TASK TO COMPLETE: Copy out every record below, word for word.

RAW RECORDS:
--- START ---

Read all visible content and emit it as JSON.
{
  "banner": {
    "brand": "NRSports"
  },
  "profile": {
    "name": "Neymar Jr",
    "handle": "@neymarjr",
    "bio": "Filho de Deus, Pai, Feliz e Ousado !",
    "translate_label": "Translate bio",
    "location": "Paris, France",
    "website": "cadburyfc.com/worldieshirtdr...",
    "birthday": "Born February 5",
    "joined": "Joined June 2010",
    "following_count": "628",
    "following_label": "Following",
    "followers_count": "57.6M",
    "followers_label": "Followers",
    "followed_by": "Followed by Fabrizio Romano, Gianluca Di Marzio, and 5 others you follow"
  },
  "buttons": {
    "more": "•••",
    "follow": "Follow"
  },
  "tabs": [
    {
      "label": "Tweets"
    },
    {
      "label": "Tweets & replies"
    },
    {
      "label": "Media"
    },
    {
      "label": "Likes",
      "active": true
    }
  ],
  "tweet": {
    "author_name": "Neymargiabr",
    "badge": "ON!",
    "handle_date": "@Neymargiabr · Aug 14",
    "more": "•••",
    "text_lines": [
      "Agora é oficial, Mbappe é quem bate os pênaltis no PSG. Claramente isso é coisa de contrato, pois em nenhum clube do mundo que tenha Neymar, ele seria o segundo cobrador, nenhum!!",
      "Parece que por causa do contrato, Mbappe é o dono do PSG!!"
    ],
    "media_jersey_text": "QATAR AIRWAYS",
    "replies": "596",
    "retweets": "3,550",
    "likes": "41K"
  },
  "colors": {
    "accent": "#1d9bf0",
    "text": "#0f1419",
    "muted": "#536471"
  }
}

--- END ---

EXERCISE RESPONSE:
Read all visible content and emit it as JSON.
{
  "banner": {
    "brand": "NRSports"
  },
  "profile": {
    "name": "Neymar Jr",
    "handle": "@neymarjr",
    "bio": "Filho de Deus, Pai, Feliz e Ousado !",
    "translate_label": "Translate bio",
    "location": "Paris, France",
    "website": "cadburyfc.com/worldieshirtdr...",
    "birthday": "Born February 5",
    "joined": "Joined June 2010",
    "following_count": "628",
    "following_label": "Following",
    "followers_count": "57.6M",
    "followers_label": "Followers",
    "followed_by": "Followed by Fabrizio Romano, Gianluca Di Marzio, and 5 others you follow"
  },
  "buttons": {
    "more": "•••",
    "follow": "Follow"
  },
  "tabs": [
    {
      "label": "Tweets"
    },
    {
      "label": "Tweets & replies"
    },
    {
      "label": "Media"
    },
    {
      "label": "Likes",
      "active": true
    }
  ],
  "tweet": {
    "author_name": "Neymargiabr",
    "badge": "ON!",
    "handle_date": "@Neymargiabr · Aug 14",
    "more": "•••",
    "text_lines": [
      "Agora é oficial, Mbappe é quem bate os pênaltis no PSG. Claramente isso é coisa de contrato, pois em nenhum clube do mundo que tenha Neymar, ele seria o segundo cobrador, nenhum!!",
      "Parece que por causa do contrato, Mbappe é o dono do PSG!!"
    ],
    "media_jersey_text": "QATAR AIRWAYS",
    "replies": "596",
    "retweets": "3,550",
    "likes": "41K"
  },
  "colors": {
    "accent": "#1d9bf0",
    "text": "#0f1419",
    "muted": "#536471"
  }
}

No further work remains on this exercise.